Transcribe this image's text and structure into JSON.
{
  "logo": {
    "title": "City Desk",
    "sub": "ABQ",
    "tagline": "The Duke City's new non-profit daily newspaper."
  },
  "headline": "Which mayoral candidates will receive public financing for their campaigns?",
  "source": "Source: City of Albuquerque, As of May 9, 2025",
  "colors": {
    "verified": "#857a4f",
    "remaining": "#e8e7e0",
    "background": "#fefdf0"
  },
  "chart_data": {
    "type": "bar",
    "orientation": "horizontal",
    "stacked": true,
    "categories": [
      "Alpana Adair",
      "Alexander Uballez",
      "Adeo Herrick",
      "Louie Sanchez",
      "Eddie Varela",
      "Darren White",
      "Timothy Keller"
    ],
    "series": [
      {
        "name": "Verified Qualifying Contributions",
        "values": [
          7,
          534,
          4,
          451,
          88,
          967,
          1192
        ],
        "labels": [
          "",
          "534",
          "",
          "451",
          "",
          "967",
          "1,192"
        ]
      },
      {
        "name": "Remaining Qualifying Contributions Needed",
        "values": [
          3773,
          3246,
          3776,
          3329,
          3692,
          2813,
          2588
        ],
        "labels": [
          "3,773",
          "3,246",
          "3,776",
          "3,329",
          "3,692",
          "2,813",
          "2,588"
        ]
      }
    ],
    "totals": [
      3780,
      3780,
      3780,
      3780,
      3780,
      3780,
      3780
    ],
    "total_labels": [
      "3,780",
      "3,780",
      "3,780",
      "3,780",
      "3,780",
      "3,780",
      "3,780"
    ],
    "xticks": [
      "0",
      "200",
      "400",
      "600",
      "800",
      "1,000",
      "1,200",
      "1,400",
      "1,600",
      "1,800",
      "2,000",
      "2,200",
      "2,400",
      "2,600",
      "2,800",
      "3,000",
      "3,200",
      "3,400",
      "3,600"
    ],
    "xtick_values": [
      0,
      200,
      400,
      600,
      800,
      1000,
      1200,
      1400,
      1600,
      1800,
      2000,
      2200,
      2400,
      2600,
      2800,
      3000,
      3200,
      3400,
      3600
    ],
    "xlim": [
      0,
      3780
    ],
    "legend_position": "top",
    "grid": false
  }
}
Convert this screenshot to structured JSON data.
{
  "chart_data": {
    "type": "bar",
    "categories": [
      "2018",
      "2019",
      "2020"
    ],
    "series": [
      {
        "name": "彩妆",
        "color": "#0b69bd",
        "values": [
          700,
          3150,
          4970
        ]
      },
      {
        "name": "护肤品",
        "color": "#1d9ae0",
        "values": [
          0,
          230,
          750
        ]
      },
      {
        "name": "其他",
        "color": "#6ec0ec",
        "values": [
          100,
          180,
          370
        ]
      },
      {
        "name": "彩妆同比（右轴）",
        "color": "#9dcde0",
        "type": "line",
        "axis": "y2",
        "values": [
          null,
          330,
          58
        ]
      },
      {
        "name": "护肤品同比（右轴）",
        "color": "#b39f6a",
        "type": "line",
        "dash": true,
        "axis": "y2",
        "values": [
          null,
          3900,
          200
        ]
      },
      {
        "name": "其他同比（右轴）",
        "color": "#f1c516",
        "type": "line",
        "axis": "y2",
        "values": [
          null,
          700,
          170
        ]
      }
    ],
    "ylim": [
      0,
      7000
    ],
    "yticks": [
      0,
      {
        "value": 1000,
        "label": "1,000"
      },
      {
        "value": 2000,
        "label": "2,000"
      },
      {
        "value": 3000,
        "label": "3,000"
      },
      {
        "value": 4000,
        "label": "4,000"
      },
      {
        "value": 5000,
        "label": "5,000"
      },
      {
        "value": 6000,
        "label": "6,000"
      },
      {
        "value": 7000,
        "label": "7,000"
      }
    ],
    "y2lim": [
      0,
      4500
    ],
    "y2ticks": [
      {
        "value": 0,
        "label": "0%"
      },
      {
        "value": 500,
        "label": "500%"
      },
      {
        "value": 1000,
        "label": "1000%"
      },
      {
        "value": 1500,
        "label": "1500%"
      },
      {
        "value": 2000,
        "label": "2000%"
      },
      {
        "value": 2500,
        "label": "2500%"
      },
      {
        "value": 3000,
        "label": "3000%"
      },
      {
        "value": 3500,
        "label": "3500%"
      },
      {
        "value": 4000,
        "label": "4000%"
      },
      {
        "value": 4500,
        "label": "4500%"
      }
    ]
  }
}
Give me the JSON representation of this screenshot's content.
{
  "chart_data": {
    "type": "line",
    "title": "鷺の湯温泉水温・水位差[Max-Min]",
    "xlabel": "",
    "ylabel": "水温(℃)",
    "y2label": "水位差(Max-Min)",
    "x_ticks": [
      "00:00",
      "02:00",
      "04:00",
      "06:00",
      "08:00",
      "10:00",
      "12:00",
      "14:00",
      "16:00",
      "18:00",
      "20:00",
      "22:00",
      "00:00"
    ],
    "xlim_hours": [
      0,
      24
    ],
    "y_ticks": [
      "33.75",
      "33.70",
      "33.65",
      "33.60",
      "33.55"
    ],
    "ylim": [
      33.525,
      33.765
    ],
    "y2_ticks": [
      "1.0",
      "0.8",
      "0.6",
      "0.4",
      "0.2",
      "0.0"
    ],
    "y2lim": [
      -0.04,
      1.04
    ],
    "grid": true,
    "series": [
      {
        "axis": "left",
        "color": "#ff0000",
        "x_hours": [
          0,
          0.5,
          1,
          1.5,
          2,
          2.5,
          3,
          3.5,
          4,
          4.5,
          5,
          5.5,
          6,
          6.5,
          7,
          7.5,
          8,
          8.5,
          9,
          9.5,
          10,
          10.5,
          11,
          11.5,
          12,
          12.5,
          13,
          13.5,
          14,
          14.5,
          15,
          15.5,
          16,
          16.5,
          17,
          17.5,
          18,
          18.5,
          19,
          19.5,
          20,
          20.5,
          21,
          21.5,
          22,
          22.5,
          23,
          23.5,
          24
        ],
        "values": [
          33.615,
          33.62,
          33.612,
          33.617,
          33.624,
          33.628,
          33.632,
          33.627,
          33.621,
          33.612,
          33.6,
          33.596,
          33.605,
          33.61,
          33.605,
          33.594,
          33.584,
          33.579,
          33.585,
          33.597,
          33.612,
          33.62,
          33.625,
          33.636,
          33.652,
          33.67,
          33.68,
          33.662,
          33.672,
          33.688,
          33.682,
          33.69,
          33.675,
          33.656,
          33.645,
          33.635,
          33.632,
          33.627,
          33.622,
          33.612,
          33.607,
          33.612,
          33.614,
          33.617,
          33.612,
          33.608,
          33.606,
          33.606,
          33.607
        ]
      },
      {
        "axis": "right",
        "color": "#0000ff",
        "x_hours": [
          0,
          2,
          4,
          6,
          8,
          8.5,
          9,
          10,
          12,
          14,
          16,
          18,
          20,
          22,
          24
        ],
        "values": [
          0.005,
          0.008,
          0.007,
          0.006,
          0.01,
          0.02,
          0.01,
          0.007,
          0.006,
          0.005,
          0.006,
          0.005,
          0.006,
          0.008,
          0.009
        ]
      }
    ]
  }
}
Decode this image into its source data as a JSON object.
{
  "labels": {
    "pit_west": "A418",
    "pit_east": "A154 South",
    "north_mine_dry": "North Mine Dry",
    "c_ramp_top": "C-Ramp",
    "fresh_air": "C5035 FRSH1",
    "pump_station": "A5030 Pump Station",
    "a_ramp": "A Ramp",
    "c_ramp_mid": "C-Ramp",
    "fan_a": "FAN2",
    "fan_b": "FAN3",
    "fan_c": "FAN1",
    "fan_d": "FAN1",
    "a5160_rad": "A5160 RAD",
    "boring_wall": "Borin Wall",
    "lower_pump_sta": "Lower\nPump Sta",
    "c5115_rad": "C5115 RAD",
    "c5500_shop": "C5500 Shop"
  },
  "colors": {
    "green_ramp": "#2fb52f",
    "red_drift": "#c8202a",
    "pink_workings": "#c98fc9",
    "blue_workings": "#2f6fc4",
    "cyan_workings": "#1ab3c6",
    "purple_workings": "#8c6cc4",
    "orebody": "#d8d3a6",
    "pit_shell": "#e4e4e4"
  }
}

_____

→ The problem
Reply with one number only: the count of lines in the entries that contain "this".

→ The answer
4